Dataset items:

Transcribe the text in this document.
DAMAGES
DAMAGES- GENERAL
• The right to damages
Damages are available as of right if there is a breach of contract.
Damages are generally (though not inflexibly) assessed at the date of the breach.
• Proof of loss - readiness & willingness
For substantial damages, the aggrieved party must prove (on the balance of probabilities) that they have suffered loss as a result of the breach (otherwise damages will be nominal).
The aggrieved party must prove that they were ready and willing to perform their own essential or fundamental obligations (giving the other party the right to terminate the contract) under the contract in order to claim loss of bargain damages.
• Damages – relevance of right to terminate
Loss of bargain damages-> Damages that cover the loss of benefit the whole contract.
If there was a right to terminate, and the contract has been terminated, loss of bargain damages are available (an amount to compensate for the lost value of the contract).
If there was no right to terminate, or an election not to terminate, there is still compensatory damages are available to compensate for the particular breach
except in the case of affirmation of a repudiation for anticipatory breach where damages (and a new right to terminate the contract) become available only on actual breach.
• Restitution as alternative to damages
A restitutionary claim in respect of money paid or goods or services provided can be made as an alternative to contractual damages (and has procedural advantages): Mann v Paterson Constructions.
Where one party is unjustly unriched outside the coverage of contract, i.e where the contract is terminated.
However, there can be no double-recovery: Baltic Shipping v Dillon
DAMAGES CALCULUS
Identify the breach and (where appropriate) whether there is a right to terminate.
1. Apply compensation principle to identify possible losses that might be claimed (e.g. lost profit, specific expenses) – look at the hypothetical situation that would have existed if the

Aim of the task:
Provide only the number of lines in the entries that hold the word "alternative".

Answer to this exercise:
2